» **Page excerpt**
'''
# So serious? Do this contest!



## Jeff Lazerface (May 7, 2013)

I come here for slingshot stuff, its a fun hobby, its not a combat sport for trained killers. If u dont want me to get personal, don't type personal stuff. Keep your mental issues to your self and I wont be mental with you.

Slingshots! They are fun!

Guess where im standing in this photo by 5pm May 15th and ill donate 5 bucks too SSF!!!!!


----------



## Hrawk (Oct 25, 2010)

On a path ?


----------



## AZ Stinger (Aug 30, 2012)

Smokey Mountains


----------



## SuperMonkeySlinger (Jan 28, 2013)

Smokey, wet, green grassed, foggy, huge hilled, mountain?  Hey, i tried my best.

SMS


----------



## Jeff Lazerface (May 7, 2013)

OMG, AZ!!!!!!!!!!!!!!!!!! your correct. donating now.


----------



## AZ Stinger (Aug 30, 2012)

Hiked the Appalachian Trail thru there on my way to Maine


----------



## Btoon84 (Nov 22, 2011)

AZ Stinger said:


> Hiked the Appalachian Trail thru there on my way to Maine


You do the whole AT?! Heck I'd love to just hike a bit of it!


----------



## Jeff Lazerface (May 7, 2013)
'''
» **Material shown**
'''
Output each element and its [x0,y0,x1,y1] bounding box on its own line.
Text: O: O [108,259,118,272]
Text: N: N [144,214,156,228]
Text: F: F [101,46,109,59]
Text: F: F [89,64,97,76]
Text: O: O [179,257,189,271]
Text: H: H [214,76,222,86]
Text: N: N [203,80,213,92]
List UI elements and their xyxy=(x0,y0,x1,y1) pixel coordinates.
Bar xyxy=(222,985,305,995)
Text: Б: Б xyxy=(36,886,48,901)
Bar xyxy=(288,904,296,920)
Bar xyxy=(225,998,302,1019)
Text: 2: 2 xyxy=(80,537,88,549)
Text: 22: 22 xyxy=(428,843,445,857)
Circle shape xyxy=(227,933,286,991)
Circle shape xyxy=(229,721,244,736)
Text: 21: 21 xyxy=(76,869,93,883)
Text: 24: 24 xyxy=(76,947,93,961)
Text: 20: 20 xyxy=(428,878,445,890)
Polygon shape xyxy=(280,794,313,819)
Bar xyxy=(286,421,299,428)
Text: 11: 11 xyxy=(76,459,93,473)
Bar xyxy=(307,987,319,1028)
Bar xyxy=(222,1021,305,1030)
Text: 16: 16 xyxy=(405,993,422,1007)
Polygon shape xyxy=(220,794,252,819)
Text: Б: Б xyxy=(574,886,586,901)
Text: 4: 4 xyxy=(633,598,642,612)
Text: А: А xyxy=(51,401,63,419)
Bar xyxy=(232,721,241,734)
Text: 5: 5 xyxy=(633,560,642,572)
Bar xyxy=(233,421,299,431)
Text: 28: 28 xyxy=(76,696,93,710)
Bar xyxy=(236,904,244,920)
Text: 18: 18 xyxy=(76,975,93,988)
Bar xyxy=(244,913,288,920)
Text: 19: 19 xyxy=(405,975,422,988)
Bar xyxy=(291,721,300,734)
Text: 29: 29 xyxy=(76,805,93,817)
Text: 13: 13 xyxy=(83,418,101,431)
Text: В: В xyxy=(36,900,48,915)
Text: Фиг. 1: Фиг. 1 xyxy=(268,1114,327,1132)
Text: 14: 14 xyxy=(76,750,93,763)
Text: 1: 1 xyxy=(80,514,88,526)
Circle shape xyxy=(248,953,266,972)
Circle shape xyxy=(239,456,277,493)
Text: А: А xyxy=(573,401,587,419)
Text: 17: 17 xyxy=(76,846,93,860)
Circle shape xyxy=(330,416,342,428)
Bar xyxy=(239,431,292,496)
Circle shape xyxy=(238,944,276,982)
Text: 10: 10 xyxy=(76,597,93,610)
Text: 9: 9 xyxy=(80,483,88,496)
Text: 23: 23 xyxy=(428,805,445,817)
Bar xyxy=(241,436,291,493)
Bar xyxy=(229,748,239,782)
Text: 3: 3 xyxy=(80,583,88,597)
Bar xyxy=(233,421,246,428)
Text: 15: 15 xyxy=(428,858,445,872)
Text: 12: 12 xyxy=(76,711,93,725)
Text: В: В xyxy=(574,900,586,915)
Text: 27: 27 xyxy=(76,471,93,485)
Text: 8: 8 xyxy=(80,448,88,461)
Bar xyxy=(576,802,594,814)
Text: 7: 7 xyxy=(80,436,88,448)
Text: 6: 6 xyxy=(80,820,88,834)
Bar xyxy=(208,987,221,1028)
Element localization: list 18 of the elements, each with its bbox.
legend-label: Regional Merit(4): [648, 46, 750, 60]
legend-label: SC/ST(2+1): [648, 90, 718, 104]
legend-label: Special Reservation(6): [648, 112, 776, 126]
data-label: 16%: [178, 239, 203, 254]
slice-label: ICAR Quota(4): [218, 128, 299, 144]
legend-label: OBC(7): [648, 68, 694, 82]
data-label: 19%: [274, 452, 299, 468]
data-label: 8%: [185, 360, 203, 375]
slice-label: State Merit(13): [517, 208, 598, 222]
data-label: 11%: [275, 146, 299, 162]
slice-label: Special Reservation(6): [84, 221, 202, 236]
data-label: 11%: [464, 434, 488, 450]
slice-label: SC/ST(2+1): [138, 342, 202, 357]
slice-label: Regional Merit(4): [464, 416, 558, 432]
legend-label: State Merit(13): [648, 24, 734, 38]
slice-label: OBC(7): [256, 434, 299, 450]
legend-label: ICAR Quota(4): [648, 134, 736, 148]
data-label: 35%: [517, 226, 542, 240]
'''
» **Exercises to complete**
#1 List every distinct username that heads a post in the slingshot forum thread.
#2 Reproduce the passage of the slingshot forum thread that runs from "# So serious?" up to and including "They are fun!".
The records stand on their own and are not part of the forum thread.

» **Solutions for each task**
#1 Jeff Lazerface, Hrawk, AZ Stinger, SuperMonkeySlinger, Btoon84

#2
# So serious? Do this contest!



## Jeff Lazerface (May 7, 2013)

I come here for slingshot stuff, its a fun hobby, its not a combat sport for trained killers. If u dont want me to get personal, don't type personal stuff. Keep your mental issues to your self and I wont be mental with you.

Slingshots! They are fun!